[WHAT YOU NEED TO DO]
Reproduce all the entries exactly.
----- INPUT FOR THIS TASK
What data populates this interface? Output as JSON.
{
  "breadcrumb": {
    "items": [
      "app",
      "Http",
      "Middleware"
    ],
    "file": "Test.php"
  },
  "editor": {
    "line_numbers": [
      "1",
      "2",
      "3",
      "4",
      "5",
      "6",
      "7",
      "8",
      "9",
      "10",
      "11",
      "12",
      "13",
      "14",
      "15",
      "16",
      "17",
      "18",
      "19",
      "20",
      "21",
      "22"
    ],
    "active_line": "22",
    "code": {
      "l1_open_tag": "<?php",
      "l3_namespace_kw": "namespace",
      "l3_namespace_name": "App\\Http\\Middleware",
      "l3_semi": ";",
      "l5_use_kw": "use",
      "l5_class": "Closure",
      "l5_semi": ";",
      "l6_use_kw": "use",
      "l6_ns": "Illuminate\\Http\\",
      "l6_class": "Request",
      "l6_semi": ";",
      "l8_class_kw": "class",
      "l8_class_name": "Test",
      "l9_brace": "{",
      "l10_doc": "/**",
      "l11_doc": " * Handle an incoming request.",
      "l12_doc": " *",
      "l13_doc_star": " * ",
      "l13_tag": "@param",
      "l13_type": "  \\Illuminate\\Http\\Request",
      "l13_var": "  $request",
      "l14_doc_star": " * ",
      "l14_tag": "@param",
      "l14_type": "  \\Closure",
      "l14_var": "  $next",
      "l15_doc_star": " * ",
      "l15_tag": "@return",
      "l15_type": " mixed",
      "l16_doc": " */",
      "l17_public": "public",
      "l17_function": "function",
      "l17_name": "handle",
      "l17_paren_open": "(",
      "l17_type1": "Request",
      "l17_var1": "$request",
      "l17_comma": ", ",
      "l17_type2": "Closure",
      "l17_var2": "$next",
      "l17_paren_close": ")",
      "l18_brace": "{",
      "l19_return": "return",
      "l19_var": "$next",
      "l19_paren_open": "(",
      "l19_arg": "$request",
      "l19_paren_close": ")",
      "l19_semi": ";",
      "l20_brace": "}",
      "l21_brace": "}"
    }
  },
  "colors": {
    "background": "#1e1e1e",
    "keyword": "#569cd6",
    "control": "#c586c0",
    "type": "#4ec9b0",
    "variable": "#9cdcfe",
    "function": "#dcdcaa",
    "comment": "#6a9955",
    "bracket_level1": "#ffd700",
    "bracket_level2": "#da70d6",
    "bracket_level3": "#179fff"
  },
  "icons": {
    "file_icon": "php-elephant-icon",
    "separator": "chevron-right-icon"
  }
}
----------
[PROBLEM SOLUTION]
What data populates this interface? Output as JSON.
{
  "breadcrumb": {
    "items": [
      "app",
      "Http",
      "Middleware"
    ],
    "file": "Test.php"
  },
  "editor": {
    "line_numbers": [
      "1",
      "2",
      "3",
      "4",
      "5",
      "6",
      "7",
      "8",
      "9",
      "10",
      "11",
      "12",
      "13",
      "14",
      "15",
      "16",
      "17",
      "18",
      "19",
      "20",
      "21",
      "22"
    ],
    "active_line": "22",
    "code": {
      "l1_open_tag": "<?php",
      "l3_namespace_kw": "namespace",
      "l3_namespace_name": "App\\Http\\Middleware",
      "l3_semi": ";",
      "l5_use_kw": "use",
      "l5_class": "Closure",
      "l5_semi": ";",
      "l6_use_kw": "use",
      "l6_ns": "Illuminate\\Http\\",
      "l6_class": "Request",
      "l6_semi": ";",
      "l8_class_kw": "class",
      "l8_class_name": "Test",
      "l9_brace": "{",
      "l10_doc": "/**",
      "l11_doc": " * Handle an incoming request.",
      "l12_doc": " *",
      "l13_doc_star": " * ",
      "l13_tag": "@param",
      "l13_type": "  \\Illuminate\\Http\\Request",
      "l13_var": "  $request",
      "l14_doc_star": " * ",
      "l14_tag": "@param",
      "l14_type": "  \\Closure",
      "l14_var": "  $next",
      "l15_doc_star": " * ",
      "l15_tag": "@return",
      "l15_type": " mixed",
      "l16_doc": " */",
      "l17_public": "public",
      "l17_function": "function",
      "l17_name": "handle",
      "l17_paren_open": "(",
      "l17_type1": "Request",
      "l17_var1": "$request",
      "l17_comma": ", ",
      "l17_type2": "Closure",
      "l17_var2": "$next",
      "l17_paren_close": ")",
      "l18_brace": "{",
      "l19_return": "return",
      "l19_var": "$next",
      "l19_paren_open": "(",
      "l19_arg": "$request",
      "l19_paren_close": ")",
      "l19_semi": ";",
      "l20_brace": "}",
      "l21_brace": "}"
    }
  },
  "colors": {
    "background": "#1e1e1e",
    "keyword": "#569cd6",
    "control": "#c586c0",
    "type": "#4ec9b0",
    "variable": "#9cdcfe",
    "function": "#dcdcaa",
    "comment": "#6a9955",
    "bracket_level1": "#ffd700",
    "bracket_level2": "#da70d6",
    "bracket_level3": "#179fff"
  },
  "icons": {
    "file_icon": "php-elephant-icon",
    "separator": "chevron-right-icon"
  }
}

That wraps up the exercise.